Lines containing the word "nettes" need to be counted. Please reply with how many there are, and nothing else.
======== PROVIDED INFORMATION
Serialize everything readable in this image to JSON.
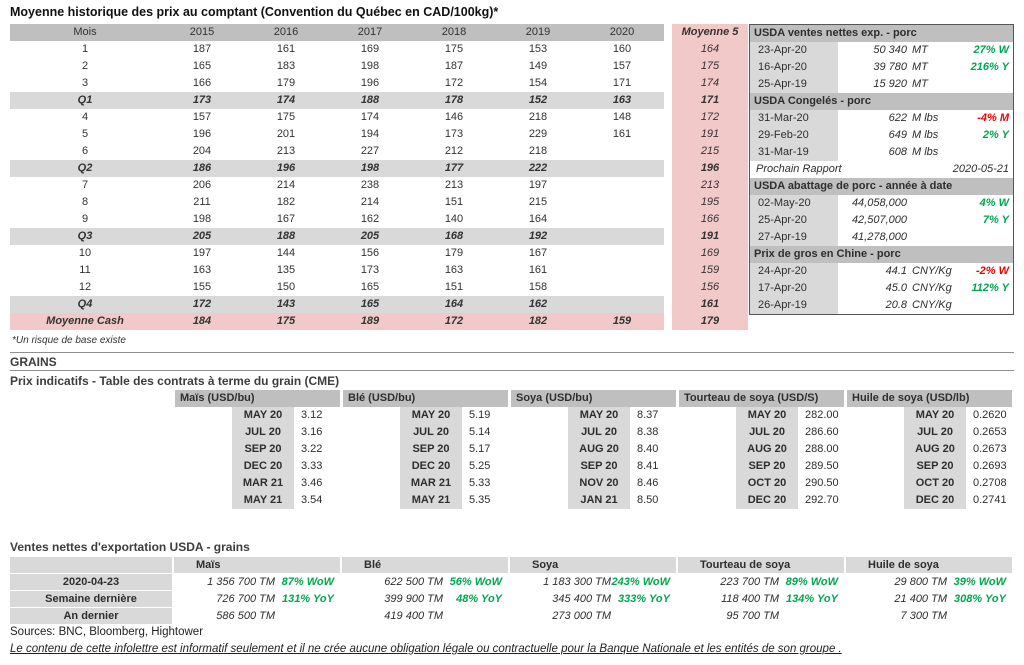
{
  "page": {
    "title": "Moyenne historique des prix au comptant (Convention du Québec en CAD/100kg)*",
    "footnote": "*Un risque de base existe",
    "sources": "Sources: BNC, Bloomberg, Hightower",
    "disclaimer": "Le contenu de cette infolettre est informatif seulement et il ne crée aucune obligation légale ou contractuelle pour la Banque Nationale et les entités de son groupe ."
  },
  "colors": {
    "header_gray": "#bfbfbf",
    "light_gray": "#d9d9d9",
    "pink": "#f2c9c9",
    "green": "#00a651",
    "red": "#ee0000"
  },
  "price_table": {
    "headers": [
      "Mois",
      "2015",
      "2016",
      "2017",
      "2018",
      "2019",
      "2020",
      "Moyenne 5"
    ],
    "rows": [
      {
        "label": "1",
        "type": "normal",
        "values": [
          "187",
          "161",
          "169",
          "175",
          "153",
          "160"
        ],
        "moyenne": "164"
      },
      {
        "label": "2",
        "type": "normal",
        "values": [
          "165",
          "183",
          "198",
          "187",
          "149",
          "157"
        ],
        "moyenne": "175"
      },
      {
        "label": "3",
        "type": "normal",
        "values": [
          "166",
          "179",
          "196",
          "172",
          "154",
          "171"
        ],
        "moyenne": "174"
      },
      {
        "label": "Q1",
        "type": "quarter",
        "values": [
          "173",
          "174",
          "188",
          "178",
          "152",
          "163"
        ],
        "moyenne": "171"
      },
      {
        "label": "4",
        "type": "normal",
        "values": [
          "157",
          "175",
          "174",
          "146",
          "218",
          "148"
        ],
        "moyenne": "172"
      },
      {
        "label": "5",
        "type": "normal",
        "values": [
          "196",
          "201",
          "194",
          "173",
          "229",
          "161"
        ],
        "moyenne": "191"
      },
      {
        "label": "6",
        "type": "normal",
        "values": [
          "204",
          "213",
          "227",
          "212",
          "218",
          ""
        ],
        "moyenne": "215"
      },
      {
        "label": "Q2",
        "type": "quarter",
        "values": [
          "186",
          "196",
          "198",
          "177",
          "222",
          ""
        ],
        "moyenne": "196"
      },
      {
        "label": "7",
        "type": "normal",
        "values": [
          "206",
          "214",
          "238",
          "213",
          "197",
          ""
        ],
        "moyenne": "213"
      },
      {
        "label": "8",
        "type": "normal",
        "values": [
          "211",
          "182",
          "214",
          "151",
          "215",
          ""
        ],
        "moyenne": "195"
      },
      {
        "label": "9",
        "type": "normal",
        "values": [
          "198",
          "167",
          "162",
          "140",
          "164",
          ""
        ],
        "moyenne": "166"
      },
      {
        "label": "Q3",
        "type": "quarter",
        "values": [
          "205",
          "188",
          "205",
          "168",
          "192",
          ""
        ],
        "moyenne": "191"
      },
      {
        "label": "10",
        "type": "normal",
        "values": [
          "197",
          "144",
          "156",
          "179",
          "167",
          ""
        ],
        "moyenne": "169"
      },
      {
        "label": "11",
        "type": "normal",
        "values": [
          "163",
          "135",
          "173",
          "163",
          "161",
          ""
        ],
        "moyenne": "159"
      },
      {
        "label": "12",
        "type": "normal",
        "values": [
          "155",
          "150",
          "165",
          "151",
          "158",
          ""
        ],
        "moyenne": "156"
      },
      {
        "label": "Q4",
        "type": "quarter",
        "values": [
          "172",
          "143",
          "165",
          "164",
          "162",
          ""
        ],
        "moyenne": "161"
      },
      {
        "label": "Moyenne Cash",
        "type": "cash",
        "values": [
          "184",
          "175",
          "189",
          "172",
          "182",
          "159"
        ],
        "moyenne": "179"
      }
    ]
  },
  "usda_panel": {
    "blocks": [
      {
        "type": "header",
        "text": "USDA ventes nettes exp. - porc"
      },
      {
        "type": "row",
        "date": "23-Apr-20",
        "value": "50 340",
        "unit": "MT",
        "change": "27% W",
        "trend": "up"
      },
      {
        "type": "row",
        "date": "16-Apr-20",
        "value": "39 780",
        "unit": "MT",
        "change": "216% Y",
        "trend": "up"
      },
      {
        "type": "row",
        "date": "25-Apr-19",
        "value": "15 920",
        "unit": "MT",
        "change": "",
        "trend": ""
      },
      {
        "type": "header",
        "text": "USDA Congelés - porc"
      },
      {
        "type": "row",
        "date": "31-Mar-20",
        "value": "622",
        "unit": "M lbs",
        "change": "-4% M",
        "trend": "down"
      },
      {
        "type": "row",
        "date": "29-Feb-20",
        "value": "649",
        "unit": "M lbs",
        "change": "2% Y",
        "trend": "up"
      },
      {
        "type": "row",
        "date": "31-Mar-19",
        "value": "608",
        "unit": "M lbs",
        "change": "",
        "trend": ""
      },
      {
        "type": "note",
        "label": "Prochain Rapport",
        "value": "2020-05-21"
      },
      {
        "type": "header",
        "text": "USDA abattage de porc - année à date"
      },
      {
        "type": "row",
        "date": "02-May-20",
        "value": "44,058,000",
        "unit": "",
        "change": "4% W",
        "trend": "up"
      },
      {
        "type": "row",
        "date": "25-Apr-20",
        "value": "42,507,000",
        "unit": "",
        "change": "7% Y",
        "trend": "up"
      },
      {
        "type": "row",
        "date": "27-Apr-19",
        "value": "41,278,000",
        "unit": "",
        "change": "",
        "trend": ""
      },
      {
        "type": "header",
        "text": "Prix de gros en Chine - porc"
      },
      {
        "type": "row",
        "date": "24-Apr-20",
        "value": "44.1",
        "unit": "CNY/Kg",
        "change": "-2% W",
        "trend": "down"
      },
      {
        "type": "row",
        "date": "17-Apr-20",
        "value": "45.0",
        "unit": "CNY/Kg",
        "change": "112% Y",
        "trend": "up"
      },
      {
        "type": "row",
        "date": "26-Apr-19",
        "value": "20.8",
        "unit": "CNY/Kg",
        "change": "",
        "trend": ""
      }
    ]
  },
  "grains": {
    "heading": "GRAINS",
    "subheading": "Prix indicatifs - Table des contrats à terme du grain (CME)",
    "futures": [
      {
        "title": "Maïs (USD/bu)",
        "rows": [
          [
            "MAY 20",
            "3.12"
          ],
          [
            "JUL 20",
            "3.16"
          ],
          [
            "SEP 20",
            "3.22"
          ],
          [
            "DEC 20",
            "3.33"
          ],
          [
            "MAR 21",
            "3.46"
          ],
          [
            "MAY 21",
            "3.54"
          ]
        ]
      },
      {
        "title": "Blé (USD/bu)",
        "rows": [
          [
            "MAY 20",
            "5.19"
          ],
          [
            "JUL 20",
            "5.14"
          ],
          [
            "SEP 20",
            "5.17"
          ],
          [
            "DEC 20",
            "5.25"
          ],
          [
            "MAR 21",
            "5.33"
          ],
          [
            "MAY 21",
            "5.35"
          ]
        ]
      },
      {
        "title": "Soya (USD/bu)",
        "rows": [
          [
            "MAY 20",
            "8.37"
          ],
          [
            "JUL 20",
            "8.38"
          ],
          [
            "AUG 20",
            "8.40"
          ],
          [
            "SEP 20",
            "8.41"
          ],
          [
            "NOV 20",
            "8.46"
          ],
          [
            "JAN 21",
            "8.50"
          ]
        ]
      },
      {
        "title": "Tourteau de soya (USD/S)",
        "rows": [
          [
            "MAY 20",
            "282.00"
          ],
          [
            "JUL 20",
            "286.60"
          ],
          [
            "AUG 20",
            "288.00"
          ],
          [
            "SEP 20",
            "289.50"
          ],
          [
            "OCT 20",
            "290.50"
          ],
          [
            "DEC 20",
            "292.70"
          ]
        ]
      },
      {
        "title": "Huile de soya (USD/lb)",
        "rows": [
          [
            "MAY 20",
            "0.2620"
          ],
          [
            "JUL 20",
            "0.2653"
          ],
          [
            "AUG 20",
            "0.2673"
          ],
          [
            "SEP 20",
            "0.2693"
          ],
          [
            "OCT 20",
            "0.2708"
          ],
          [
            "DEC 20",
            "0.2741"
          ]
        ]
      }
    ]
  },
  "exports": {
    "title": "Ventes nettes d'exportation USDA - grains",
    "col_headers": [
      "Maïs",
      "Blé",
      "Soya",
      "Tourteau de soya",
      "Huile de soya"
    ],
    "rows": [
      {
        "label": "2020-04-23",
        "cells": [
          {
            "value": "1 356 700 TM",
            "change": "87% WoW",
            "trend": "up"
          },
          {
            "value": "622 500 TM",
            "change": "56% WoW",
            "trend": "up"
          },
          {
            "value": "1 183 300 TM",
            "change": "243% WoW",
            "trend": "up"
          },
          {
            "value": "223 700 TM",
            "change": "89% WoW",
            "trend": "up"
          },
          {
            "value": "29 800 TM",
            "change": "39% WoW",
            "trend": "up"
          }
        ]
      },
      {
        "label": "Semaine dernière",
        "cells": [
          {
            "value": "726 700 TM",
            "change": "131% YoY",
            "trend": "up"
          },
          {
            "value": "399 900 TM",
            "change": "48% YoY",
            "trend": "up"
          },
          {
            "value": "345 400 TM",
            "change": "333% YoY",
            "trend": "up"
          },
          {
            "value": "118 400 TM",
            "change": "134% YoY",
            "trend": "up"
          },
          {
            "value": "21 400 TM",
            "change": "308% YoY",
            "trend": "up"
          }
        ]
      },
      {
        "label": "An dernier",
        "cells": [
          {
            "value": "586 500 TM",
            "change": "",
            "trend": ""
          },
          {
            "value": "419 400 TM",
            "change": "",
            "trend": ""
          },
          {
            "value": "273 000 TM",
            "change": "",
            "trend": ""
          },
          {
            "value": "95 700 TM",
            "change": "",
            "trend": ""
          },
          {
            "value": "7 300 TM",
            "change": "",
            "trend": ""
          }
        ]
      }
    ]
  }
}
================
- _RESPONSE BELOW_
2